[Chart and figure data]
++++++

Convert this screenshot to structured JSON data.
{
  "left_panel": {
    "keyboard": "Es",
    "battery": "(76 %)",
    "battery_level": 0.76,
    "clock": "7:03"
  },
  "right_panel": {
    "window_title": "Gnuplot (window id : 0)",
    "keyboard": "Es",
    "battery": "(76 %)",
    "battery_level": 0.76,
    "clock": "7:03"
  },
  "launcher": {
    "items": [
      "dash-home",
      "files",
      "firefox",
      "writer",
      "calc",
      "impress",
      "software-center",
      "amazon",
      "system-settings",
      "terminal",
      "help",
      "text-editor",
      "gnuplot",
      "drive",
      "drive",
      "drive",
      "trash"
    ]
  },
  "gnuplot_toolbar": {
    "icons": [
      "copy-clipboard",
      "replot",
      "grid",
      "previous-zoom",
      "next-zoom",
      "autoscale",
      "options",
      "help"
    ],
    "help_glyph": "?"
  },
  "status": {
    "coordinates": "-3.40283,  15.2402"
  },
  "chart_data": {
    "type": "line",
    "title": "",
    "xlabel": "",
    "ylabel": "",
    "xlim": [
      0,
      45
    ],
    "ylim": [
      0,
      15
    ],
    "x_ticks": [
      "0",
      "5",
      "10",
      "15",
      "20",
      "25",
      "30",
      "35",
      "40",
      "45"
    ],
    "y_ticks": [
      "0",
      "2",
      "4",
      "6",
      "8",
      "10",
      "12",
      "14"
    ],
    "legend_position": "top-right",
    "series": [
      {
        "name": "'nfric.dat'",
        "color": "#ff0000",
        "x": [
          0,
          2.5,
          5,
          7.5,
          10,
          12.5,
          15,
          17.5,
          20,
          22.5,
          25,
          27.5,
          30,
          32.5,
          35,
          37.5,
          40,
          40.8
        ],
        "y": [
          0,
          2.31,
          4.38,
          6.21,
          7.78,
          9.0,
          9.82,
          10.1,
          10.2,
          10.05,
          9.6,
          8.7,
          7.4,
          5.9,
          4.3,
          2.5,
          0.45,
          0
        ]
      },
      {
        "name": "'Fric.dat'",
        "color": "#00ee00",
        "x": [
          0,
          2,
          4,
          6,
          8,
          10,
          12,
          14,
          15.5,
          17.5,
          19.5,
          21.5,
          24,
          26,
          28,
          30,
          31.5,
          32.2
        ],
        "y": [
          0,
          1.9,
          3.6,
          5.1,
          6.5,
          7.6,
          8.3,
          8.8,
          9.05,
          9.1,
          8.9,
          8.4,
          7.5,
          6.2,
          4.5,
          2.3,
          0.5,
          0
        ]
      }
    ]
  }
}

++++++

▶ **TASK DETAILS**
Provide all the records again, word for word.

▶ **FINAL ANSWER**
Convert this screenshot to structured JSON data.
{
  "left_panel": {
    "keyboard": "Es",
    "battery": "(76 %)",
    "battery_level": 0.76,
    "clock": "7:03"
  },
  "right_panel": {
    "window_title": "Gnuplot (window id : 0)",
    "keyboard": "Es",
    "battery": "(76 %)",
    "battery_level": 0.76,
    "clock": "7:03"
  },
  "launcher": {
    "items": [
      "dash-home",
      "files",
      "firefox",
      "writer",
      "calc",
      "impress",
      "software-center",
      "amazon",
      "system-settings",
      "terminal",
      "help",
      "text-editor",
      "gnuplot",
      "drive",
      "drive",
      "drive",
      "trash"
    ]
  },
  "gnuplot_toolbar": {
    "icons": [
      "copy-clipboard",
      "replot",
      "grid",
      "previous-zoom",
      "next-zoom",
      "autoscale",
      "options",
      "help"
    ],
    "help_glyph": "?"
  },
  "status": {
    "coordinates": "-3.40283,  15.2402"
  },
  "chart_data": {
    "type": "line",
    "title": "",
    "xlabel": "",
    "ylabel": "",
    "xlim": [
      0,
      45
    ],
    "ylim": [
      0,
      15
    ],
    "x_ticks": [
      "0",
      "5",
      "10",
      "15",
      "20",
      "25",
      "30",
      "35",
      "40",
      "45"
    ],
    "y_ticks": [
      "0",
      "2",
      "4",
      "6",
      "8",
      "10",
      "12",
      "14"
    ],
    "legend_position": "top-right",
    "series": [
      {
        "name": "'nfric.dat'",
        "color": "#ff0000",
        "x": [
          0,
          2.5,
          5,
          7.5,
          10,
          12.5,
          15,
          17.5,
          20,
          22.5,
          25,
          27.5,
          30,
          32.5,
          35,
          37.5,
          40,
          40.8
        ],
        "y": [
          0,
          2.31,
          4.38,
          6.21,
          7.78,
          9.0,
          9.82,
          10.1,
          10.2,
          10.05,
          9.6,
          8.7,
          7.4,
          5.9,
          4.3,
          2.5,
          0.45,
          0
        ]
      },
      {
        "name": "'Fric.dat'",
        "color": "#00ee00",
        "x": [
          0,
          2,
          4,
          6,
          8,
          10,
          12,
          14,
          15.5,
          17.5,
          19.5,
          21.5,
          24,
          26,
          28,
          30,
          31.5,
          32.2
        ],
        "y": [
          0,
          1.9,
          3.6,
          5.1,
          6.5,
          7.6,
          8.3,
          8.8,
          9.05,
          9.1,
          8.9,
          8.4,
          7.5,
          6.2,
          4.5,
          2.3,
          0.5,
          0
        ]
      }
    ]
  }
}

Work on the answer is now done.